*Stated task*: Copy down every line where the string "Kúpeľňa" shows up.

*Data supplied*:
════════════════

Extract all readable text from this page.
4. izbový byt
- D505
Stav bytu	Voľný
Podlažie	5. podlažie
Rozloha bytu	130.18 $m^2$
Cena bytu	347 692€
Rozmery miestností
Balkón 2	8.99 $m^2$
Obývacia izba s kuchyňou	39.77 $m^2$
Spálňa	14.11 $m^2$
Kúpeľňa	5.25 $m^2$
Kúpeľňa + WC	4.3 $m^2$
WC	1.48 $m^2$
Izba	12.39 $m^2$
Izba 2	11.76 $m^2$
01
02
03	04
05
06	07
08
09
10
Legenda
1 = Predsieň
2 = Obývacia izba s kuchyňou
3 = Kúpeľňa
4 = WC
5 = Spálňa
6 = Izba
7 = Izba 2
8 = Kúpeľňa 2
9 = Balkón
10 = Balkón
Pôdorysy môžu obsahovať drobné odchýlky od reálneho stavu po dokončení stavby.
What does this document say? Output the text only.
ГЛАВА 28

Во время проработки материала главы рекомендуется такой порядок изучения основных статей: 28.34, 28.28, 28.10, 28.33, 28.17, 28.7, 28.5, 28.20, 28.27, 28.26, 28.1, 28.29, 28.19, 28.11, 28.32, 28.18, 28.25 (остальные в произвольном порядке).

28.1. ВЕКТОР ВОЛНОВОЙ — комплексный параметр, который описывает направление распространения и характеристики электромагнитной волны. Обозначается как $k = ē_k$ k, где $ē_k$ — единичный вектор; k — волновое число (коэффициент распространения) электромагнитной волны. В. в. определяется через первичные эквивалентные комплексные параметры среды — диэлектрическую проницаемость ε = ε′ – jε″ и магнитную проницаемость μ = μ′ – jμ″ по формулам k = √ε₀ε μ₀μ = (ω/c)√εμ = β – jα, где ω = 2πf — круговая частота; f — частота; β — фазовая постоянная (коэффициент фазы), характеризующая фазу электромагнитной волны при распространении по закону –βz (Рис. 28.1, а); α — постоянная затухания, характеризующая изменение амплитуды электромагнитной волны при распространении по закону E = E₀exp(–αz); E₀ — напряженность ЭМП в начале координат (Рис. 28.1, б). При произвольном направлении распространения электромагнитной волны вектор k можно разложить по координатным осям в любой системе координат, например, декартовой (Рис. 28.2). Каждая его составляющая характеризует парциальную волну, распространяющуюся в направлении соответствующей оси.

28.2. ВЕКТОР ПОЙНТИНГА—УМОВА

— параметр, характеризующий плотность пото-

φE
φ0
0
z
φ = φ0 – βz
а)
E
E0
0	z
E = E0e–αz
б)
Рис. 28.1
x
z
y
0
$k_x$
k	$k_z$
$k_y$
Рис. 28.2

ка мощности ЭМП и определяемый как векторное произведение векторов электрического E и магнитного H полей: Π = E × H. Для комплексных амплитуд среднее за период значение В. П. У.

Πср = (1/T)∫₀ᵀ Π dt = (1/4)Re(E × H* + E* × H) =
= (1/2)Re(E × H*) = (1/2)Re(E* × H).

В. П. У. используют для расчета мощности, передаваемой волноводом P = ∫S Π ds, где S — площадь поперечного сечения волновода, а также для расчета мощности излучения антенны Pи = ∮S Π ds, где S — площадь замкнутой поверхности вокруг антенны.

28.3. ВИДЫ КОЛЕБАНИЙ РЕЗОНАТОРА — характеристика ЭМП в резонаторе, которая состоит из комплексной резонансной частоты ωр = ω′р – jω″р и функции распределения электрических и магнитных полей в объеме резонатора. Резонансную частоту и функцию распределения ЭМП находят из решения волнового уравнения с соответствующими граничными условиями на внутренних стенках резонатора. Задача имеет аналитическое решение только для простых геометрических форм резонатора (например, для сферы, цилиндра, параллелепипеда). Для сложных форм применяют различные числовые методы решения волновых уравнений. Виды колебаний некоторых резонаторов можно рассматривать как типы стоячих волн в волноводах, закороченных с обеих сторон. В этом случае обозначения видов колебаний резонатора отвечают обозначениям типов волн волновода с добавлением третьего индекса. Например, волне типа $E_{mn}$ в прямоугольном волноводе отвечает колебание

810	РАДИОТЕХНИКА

════════════════

*Answer in full*:
Kúpeľňa	5.25 $m^2$
Kúpeľňa + WC	4.3 $m^2$
3 = Kúpeľňa
8 = Kúpeľňa 2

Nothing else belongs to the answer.